TASK INSTRUCTIONS>
**a)** List every change the RGFP966 article reports in rats given the drug.
**b)** Answer these questions from the RGFP966 article.
(i) Which university are the researchers from?
(ii) What position does Kasia M. Bieszczad hold?
(iii) In dementias such as Alzheimer's disease, why do brain cells shrink and die?
**c)** Write out the RGFP966 article between "Researchers from Rutgers" and "between brain cells.", inclusive.

PROVIDED PASSAGE>

************

Posted: 5 October 2015 | Victoria White

Rats given RGFP966 were more attuned to what they were hearing and were able to retain and remember more information…

Researchers from Rutgers University have found that when the drug RGFP966 is administered to rats, it appears to improve their memory.

Rats given RGFP966 were more attuned to what they were hearing, able to retain and remember more information, and develop new connections that allowed these memories to be transmitted between brain cells.

“Memory-making in neurological conditions like Alzheimer’s disease is often poor or absent altogether once a person is in the advanced stages of the disease,” said Kasia M. Bieszczad, assistant professor in Behavioural and Systems Neuroscience in the Department of Psychology. “This drug could rescue the ability to make new memories that are rich in detail and content, even in the worst case scenarios.”

In dementias such as Alzheimer’s disease, brain cells shrink and die because the synapses that transfer information from one neuron to another are no longer strong and stable. There is no therapeutic treatment available that reverses this situation.

************

Document understanding data>

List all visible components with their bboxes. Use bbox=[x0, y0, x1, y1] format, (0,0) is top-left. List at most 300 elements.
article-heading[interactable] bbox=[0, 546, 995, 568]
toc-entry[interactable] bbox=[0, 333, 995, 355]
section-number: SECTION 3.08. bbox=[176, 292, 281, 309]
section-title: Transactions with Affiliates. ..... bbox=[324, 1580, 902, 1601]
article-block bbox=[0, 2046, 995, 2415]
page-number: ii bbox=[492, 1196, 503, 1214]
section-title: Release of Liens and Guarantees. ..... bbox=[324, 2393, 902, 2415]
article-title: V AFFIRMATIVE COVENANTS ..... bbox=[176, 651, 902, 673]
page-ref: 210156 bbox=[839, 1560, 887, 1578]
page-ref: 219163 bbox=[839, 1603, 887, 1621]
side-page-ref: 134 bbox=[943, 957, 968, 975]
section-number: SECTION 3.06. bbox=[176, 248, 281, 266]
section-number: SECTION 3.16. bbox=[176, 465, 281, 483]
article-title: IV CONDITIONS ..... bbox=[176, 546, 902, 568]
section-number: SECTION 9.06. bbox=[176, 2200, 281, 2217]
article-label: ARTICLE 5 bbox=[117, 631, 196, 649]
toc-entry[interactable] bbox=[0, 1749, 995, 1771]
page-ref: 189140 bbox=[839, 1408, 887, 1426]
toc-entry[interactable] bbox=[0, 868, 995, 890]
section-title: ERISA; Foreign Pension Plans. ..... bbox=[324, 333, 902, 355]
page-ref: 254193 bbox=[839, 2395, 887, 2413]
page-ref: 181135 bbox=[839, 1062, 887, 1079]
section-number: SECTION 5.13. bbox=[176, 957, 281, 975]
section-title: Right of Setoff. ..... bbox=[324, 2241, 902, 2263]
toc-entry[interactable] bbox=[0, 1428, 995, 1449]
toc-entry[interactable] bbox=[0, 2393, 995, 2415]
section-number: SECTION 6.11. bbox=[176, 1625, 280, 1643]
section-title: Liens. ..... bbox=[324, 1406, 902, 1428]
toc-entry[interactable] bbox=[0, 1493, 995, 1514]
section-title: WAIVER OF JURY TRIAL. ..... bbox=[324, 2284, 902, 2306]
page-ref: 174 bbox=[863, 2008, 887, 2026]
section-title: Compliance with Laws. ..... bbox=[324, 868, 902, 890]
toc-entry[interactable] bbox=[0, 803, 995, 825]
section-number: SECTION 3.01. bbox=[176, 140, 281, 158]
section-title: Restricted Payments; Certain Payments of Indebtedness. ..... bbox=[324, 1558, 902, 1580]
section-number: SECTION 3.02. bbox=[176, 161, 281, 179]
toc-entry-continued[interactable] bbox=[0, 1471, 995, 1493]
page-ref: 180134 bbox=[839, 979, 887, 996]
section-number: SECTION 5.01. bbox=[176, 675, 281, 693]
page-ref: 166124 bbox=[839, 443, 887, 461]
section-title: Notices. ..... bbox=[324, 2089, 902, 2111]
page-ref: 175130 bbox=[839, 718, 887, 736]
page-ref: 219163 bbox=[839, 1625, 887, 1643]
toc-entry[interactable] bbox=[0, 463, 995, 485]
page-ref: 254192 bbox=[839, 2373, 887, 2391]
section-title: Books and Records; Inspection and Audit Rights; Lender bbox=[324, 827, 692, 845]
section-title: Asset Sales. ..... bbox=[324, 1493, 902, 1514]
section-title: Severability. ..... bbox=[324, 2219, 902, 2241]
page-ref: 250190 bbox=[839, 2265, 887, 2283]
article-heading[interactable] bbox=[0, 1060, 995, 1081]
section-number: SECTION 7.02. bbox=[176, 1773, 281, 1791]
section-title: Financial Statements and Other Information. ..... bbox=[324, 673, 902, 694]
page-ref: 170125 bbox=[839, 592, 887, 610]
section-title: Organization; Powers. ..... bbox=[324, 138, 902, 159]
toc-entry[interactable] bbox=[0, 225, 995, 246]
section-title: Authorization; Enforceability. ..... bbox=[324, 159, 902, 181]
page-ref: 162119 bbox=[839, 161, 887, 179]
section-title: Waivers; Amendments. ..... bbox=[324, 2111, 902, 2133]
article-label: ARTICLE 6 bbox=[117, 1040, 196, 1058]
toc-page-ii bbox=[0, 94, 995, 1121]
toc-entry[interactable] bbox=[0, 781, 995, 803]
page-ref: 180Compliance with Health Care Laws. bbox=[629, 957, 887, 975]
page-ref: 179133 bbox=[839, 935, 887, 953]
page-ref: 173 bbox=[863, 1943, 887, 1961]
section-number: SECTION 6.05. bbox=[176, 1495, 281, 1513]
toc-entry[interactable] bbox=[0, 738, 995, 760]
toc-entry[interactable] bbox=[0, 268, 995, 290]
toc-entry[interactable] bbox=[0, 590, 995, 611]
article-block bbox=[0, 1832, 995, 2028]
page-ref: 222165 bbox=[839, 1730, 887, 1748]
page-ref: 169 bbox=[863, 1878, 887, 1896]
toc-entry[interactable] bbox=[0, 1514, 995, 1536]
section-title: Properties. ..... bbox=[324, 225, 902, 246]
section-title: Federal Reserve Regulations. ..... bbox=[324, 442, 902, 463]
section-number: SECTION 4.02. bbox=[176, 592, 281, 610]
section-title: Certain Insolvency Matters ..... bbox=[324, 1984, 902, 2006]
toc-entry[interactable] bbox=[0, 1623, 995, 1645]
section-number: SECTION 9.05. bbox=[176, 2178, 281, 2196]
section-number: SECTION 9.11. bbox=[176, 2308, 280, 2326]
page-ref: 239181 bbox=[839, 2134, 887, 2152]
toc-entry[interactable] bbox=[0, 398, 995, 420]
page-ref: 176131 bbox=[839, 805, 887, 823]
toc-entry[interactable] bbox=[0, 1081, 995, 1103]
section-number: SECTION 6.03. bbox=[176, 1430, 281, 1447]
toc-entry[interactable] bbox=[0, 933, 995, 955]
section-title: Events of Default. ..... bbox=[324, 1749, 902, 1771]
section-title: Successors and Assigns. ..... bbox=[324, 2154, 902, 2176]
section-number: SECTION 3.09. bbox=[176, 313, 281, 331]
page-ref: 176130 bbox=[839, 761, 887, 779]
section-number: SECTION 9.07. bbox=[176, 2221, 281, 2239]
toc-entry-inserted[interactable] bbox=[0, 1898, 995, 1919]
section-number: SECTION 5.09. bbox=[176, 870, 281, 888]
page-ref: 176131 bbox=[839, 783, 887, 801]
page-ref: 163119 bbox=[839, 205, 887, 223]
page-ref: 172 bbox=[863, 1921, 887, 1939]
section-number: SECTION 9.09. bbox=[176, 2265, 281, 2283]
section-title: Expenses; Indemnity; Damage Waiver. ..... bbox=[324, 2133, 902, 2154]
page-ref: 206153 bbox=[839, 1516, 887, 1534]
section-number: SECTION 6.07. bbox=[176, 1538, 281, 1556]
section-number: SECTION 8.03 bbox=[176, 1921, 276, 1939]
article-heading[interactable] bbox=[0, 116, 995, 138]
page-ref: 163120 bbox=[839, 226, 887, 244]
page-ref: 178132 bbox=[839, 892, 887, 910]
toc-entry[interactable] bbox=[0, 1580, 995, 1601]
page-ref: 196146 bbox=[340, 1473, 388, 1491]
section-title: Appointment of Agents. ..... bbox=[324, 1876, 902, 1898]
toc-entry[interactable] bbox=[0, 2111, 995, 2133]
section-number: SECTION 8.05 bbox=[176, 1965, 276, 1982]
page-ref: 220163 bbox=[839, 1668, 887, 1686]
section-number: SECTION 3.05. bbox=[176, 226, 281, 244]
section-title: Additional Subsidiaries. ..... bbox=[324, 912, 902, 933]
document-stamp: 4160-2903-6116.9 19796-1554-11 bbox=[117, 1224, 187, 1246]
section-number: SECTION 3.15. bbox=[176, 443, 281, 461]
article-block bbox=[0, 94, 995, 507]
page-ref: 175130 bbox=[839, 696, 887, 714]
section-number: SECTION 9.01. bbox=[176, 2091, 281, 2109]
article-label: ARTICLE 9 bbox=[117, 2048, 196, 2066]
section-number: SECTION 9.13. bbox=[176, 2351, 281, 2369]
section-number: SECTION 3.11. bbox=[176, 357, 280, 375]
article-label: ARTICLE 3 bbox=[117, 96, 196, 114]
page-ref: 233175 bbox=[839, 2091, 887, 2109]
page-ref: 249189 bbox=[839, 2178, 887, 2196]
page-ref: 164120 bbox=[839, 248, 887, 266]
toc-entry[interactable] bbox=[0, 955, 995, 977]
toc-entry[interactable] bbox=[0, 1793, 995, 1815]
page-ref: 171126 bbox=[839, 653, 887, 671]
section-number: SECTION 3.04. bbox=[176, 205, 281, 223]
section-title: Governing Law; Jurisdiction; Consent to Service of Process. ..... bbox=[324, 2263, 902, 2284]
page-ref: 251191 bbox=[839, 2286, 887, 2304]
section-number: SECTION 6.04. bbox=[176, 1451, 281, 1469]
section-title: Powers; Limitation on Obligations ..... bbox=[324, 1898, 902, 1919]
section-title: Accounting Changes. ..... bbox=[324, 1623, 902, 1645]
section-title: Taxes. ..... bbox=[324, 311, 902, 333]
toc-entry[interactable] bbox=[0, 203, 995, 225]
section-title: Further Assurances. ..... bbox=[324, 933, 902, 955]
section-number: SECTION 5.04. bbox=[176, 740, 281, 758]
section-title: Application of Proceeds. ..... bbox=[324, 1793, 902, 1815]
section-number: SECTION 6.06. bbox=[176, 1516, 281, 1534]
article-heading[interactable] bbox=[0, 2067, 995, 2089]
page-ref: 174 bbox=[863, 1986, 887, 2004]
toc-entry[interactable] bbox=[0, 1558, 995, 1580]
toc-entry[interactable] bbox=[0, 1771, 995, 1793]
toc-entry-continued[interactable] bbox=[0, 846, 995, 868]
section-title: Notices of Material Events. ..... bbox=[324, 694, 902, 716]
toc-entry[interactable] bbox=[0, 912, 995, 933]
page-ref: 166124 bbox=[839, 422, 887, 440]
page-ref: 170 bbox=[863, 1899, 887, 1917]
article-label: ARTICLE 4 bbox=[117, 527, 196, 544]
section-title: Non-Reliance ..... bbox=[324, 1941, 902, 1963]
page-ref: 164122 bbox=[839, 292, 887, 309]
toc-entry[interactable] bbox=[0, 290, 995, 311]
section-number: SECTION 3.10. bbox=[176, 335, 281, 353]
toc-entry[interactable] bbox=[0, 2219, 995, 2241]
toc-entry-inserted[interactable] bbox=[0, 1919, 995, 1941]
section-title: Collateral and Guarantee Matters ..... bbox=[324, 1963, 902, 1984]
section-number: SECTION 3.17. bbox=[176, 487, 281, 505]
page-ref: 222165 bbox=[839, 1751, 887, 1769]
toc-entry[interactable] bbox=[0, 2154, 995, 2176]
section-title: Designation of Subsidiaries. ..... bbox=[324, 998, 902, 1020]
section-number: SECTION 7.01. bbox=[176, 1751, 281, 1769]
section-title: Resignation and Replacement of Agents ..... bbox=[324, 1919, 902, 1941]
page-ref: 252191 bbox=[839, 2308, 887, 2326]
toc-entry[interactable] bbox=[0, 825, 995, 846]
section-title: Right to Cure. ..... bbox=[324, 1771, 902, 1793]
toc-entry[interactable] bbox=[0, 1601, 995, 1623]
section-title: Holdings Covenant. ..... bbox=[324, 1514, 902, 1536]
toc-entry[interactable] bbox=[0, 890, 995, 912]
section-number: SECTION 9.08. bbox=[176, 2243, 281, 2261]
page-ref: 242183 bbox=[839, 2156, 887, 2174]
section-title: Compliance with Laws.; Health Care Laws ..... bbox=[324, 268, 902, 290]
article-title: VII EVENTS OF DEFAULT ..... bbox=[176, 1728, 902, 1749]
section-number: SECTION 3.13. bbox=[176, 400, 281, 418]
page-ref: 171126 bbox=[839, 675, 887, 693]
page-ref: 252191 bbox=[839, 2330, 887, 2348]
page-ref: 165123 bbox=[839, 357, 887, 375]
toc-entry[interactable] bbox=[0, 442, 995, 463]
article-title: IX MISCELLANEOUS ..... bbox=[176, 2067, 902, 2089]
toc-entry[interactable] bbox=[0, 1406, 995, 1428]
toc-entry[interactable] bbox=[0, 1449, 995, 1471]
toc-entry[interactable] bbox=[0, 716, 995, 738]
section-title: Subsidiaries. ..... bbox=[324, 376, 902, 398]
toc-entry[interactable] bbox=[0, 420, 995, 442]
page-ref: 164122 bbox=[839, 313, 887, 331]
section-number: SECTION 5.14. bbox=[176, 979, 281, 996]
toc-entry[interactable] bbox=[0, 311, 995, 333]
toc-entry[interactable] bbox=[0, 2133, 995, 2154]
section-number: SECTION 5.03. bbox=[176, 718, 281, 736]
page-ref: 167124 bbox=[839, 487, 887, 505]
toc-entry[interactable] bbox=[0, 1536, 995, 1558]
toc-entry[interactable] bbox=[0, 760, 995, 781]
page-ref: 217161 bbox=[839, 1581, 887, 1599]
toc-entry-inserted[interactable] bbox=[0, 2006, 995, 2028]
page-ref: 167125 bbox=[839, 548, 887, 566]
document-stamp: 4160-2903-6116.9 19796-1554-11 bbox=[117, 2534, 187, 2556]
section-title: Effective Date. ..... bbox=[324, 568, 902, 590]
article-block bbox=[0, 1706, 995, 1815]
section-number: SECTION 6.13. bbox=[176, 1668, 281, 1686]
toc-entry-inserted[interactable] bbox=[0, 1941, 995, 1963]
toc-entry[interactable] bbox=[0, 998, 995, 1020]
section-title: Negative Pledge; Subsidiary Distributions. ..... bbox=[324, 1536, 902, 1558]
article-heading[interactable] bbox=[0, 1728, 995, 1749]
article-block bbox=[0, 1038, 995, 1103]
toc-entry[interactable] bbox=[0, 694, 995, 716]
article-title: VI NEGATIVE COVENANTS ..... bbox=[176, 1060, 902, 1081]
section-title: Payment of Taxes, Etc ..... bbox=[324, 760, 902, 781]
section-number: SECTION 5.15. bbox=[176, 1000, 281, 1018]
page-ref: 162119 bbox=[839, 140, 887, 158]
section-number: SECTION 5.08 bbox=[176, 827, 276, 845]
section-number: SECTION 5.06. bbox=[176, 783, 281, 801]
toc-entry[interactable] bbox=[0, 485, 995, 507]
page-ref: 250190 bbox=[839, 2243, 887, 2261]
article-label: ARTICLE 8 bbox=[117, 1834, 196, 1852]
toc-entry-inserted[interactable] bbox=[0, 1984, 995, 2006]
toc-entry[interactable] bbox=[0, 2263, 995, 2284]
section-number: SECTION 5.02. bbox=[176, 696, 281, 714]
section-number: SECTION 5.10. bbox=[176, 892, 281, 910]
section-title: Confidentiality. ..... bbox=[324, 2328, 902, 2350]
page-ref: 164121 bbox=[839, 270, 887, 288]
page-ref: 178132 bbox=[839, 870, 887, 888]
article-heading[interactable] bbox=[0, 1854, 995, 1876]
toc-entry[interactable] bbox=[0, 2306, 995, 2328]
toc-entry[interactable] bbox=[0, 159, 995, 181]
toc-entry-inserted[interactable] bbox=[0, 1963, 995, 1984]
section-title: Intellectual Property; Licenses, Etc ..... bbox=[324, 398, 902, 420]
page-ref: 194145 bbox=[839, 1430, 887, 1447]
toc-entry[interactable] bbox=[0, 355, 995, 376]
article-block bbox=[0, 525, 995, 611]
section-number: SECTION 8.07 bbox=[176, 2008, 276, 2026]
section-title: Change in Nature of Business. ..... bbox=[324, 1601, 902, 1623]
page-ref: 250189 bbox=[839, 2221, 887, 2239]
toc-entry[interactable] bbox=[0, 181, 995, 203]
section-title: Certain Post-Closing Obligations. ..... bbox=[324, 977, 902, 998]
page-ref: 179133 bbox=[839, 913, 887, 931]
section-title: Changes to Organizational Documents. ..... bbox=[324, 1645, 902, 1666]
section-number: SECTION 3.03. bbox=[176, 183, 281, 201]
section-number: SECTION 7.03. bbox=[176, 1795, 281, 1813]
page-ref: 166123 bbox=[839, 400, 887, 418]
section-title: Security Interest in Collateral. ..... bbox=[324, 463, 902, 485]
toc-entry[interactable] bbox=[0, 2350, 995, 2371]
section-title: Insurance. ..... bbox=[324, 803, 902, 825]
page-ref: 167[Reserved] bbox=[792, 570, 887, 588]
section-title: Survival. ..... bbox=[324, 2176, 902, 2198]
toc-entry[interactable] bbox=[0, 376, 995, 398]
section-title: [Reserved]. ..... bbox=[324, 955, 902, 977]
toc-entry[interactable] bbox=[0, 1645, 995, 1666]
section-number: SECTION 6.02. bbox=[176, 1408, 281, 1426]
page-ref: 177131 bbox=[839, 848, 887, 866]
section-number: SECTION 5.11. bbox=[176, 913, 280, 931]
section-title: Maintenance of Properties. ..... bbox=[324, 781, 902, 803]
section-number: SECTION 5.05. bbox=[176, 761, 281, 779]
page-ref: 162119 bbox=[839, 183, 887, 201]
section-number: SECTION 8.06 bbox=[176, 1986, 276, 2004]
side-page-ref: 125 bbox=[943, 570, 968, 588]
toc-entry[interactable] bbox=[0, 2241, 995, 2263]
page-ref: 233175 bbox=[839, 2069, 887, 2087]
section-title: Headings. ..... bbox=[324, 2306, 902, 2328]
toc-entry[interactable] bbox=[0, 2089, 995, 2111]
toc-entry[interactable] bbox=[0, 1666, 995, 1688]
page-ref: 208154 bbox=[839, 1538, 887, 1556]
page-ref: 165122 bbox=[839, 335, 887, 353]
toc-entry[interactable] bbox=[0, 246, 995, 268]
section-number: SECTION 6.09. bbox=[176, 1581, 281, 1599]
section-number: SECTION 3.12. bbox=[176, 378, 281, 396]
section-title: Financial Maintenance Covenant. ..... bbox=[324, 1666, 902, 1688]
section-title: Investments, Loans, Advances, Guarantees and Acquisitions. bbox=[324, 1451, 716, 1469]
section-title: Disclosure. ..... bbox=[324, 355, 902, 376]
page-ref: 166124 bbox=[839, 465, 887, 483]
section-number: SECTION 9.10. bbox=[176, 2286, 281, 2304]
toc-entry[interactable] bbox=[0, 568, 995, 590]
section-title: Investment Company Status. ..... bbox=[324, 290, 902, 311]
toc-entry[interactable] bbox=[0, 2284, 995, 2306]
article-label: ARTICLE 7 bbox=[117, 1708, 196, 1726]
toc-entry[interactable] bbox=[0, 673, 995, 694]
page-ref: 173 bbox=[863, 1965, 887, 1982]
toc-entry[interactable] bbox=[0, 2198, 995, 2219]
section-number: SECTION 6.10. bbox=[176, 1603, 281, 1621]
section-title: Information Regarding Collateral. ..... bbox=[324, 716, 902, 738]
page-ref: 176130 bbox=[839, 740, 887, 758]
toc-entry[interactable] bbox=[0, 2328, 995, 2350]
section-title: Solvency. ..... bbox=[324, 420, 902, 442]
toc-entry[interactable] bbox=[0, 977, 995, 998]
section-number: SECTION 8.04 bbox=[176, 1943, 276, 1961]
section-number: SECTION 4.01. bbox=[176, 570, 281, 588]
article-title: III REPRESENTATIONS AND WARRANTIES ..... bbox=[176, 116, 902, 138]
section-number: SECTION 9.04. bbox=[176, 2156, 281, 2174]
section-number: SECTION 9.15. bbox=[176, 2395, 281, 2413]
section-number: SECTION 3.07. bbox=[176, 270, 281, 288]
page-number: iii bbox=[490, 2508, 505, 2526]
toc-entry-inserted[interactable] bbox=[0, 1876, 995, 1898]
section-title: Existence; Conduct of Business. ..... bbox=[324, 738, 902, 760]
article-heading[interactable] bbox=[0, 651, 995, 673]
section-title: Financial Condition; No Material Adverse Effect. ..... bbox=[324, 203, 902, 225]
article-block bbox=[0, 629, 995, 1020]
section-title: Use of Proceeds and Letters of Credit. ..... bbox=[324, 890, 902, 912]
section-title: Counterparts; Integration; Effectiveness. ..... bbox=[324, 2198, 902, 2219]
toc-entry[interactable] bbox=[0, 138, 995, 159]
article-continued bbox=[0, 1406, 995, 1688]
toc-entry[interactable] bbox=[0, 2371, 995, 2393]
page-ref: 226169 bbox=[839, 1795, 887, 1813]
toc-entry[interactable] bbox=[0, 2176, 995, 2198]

************

ANSWERS FOR EACH ITEM>
**a)**
- They were more attuned to what they were hearing.
- They were able to retain and remember more information.
- They developed new connections that allowed these memories to be transmitted between brain cells.

**b)**
(i) Rutgers University.
(ii) Assistant professor in Behavioural and Systems Neuroscience in the Department of Psychology.
(iii) The synapses that transfer information from one neuron to another are no longer strong and stable.

**c)**
Researchers from Rutgers University have found that when the drug RGFP966 is administered to rats, it appears to improve their memory.

Rats given RGFP966 were more attuned to what they were hearing, able to retain and remember more information, and develop new connections that allowed these memories to be transmitted between brain cells.